**Task goal:** Locate each line in the records containing "AvaSpire". Copy it.

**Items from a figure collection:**
%%

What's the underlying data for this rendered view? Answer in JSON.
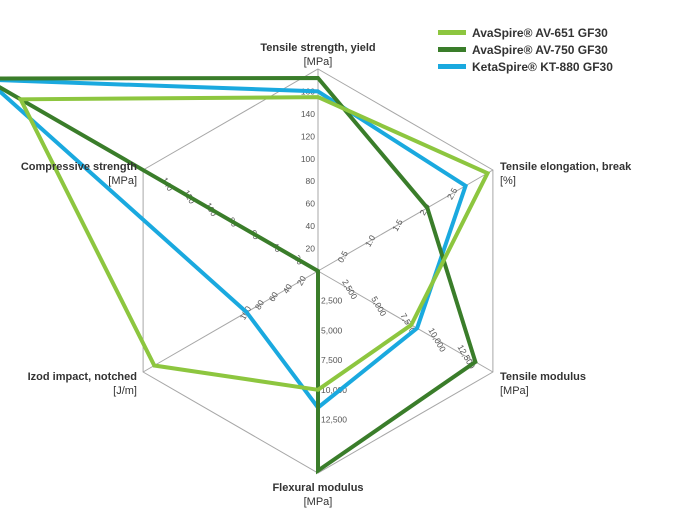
{
  "chart_data": {
    "type": "radar",
    "series": [
      {
        "name": "AvaSpire® AV-651 GF30",
        "color": "#8dc63f",
        "values": [
          155,
          3.1,
          8000,
          10000,
          234,
          272
        ]
      },
      {
        "name": "AvaSpire® AV-750 GF30",
        "color": "#3a7d2a",
        "values": [
          172,
          2.0,
          13500,
          16800,
          0,
          305
        ]
      },
      {
        "name": "KetaSpire® KT-880 GF30",
        "color": "#1aa9df",
        "values": [
          160,
          2.7,
          8500,
          11500,
          102,
          303
        ]
      }
    ],
    "axes": [
      {
        "title": "Tensile strength, yield",
        "unit": "[MPa]",
        "ticks": [
          {
            "value": 20,
            "label": "20"
          },
          {
            "value": 40,
            "label": "40"
          },
          {
            "value": 60,
            "label": "60"
          },
          {
            "value": 80,
            "label": "80"
          },
          {
            "value": 100,
            "label": "100"
          },
          {
            "value": 120,
            "label": "120"
          },
          {
            "value": 140,
            "label": "140"
          },
          {
            "value": 160,
            "label": "160"
          }
        ]
      },
      {
        "title": "Tensile elongation, break",
        "unit": "[%]",
        "ticks": [
          {
            "value": 0.5,
            "label": "0.5"
          },
          {
            "value": 1.0,
            "label": "1.0"
          },
          {
            "value": 1.5,
            "label": "1.5"
          },
          {
            "value": 2.0,
            "label": "2.0"
          },
          {
            "value": 2.5,
            "label": "2.5"
          }
        ]
      },
      {
        "title": "Tensile modulus",
        "unit": "[MPa]",
        "ticks": [
          {
            "value": 2500,
            "label": "2,500"
          },
          {
            "value": 5000,
            "label": "5,000"
          },
          {
            "value": 7500,
            "label": "7,500"
          },
          {
            "value": 10000,
            "label": "10,000"
          },
          {
            "value": 12500,
            "label": "12,500"
          }
        ]
      },
      {
        "title": "Flexural modulus",
        "unit": "[MPa]",
        "ticks": [
          {
            "value": 2500,
            "label": "2,500"
          },
          {
            "value": 5000,
            "label": "5,000"
          },
          {
            "value": 7500,
            "label": "7,500"
          },
          {
            "value": 10000,
            "label": "10,000"
          },
          {
            "value": 12500,
            "label": "12,500"
          }
        ]
      },
      {
        "title": "Izod impact, notched",
        "unit": "[J/m]",
        "ticks": [
          {
            "value": 20,
            "label": "20"
          },
          {
            "value": 40,
            "label": "40"
          },
          {
            "value": 60,
            "label": "60"
          },
          {
            "value": 80,
            "label": "80"
          },
          {
            "value": 100,
            "label": "100"
          }
        ]
      },
      {
        "title": "Compressive strength",
        "unit": "[MPa]",
        "ticks": [
          {
            "value": 20,
            "label": "20"
          },
          {
            "value": 40,
            "label": "40"
          },
          {
            "value": 60,
            "label": "60"
          },
          {
            "value": 80,
            "label": "80"
          },
          {
            "value": 100,
            "label": "100"
          },
          {
            "value": 120,
            "label": "120"
          },
          {
            "value": 140,
            "label": "140"
          }
        ]
      }
    ],
    "ranges": [
      [
        0,
        180
      ],
      [
        0,
        3.2
      ],
      [
        0,
        15000
      ],
      [
        0,
        17000
      ],
      [
        0,
        250
      ],
      [
        0,
        160
      ]
    ],
    "grid": true,
    "legend_position": "top-right"
  }
}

%%

**Task response:**
        "name": "AvaSpire® AV-651 GF30",
        "name": "AvaSpire® AV-750 GF30",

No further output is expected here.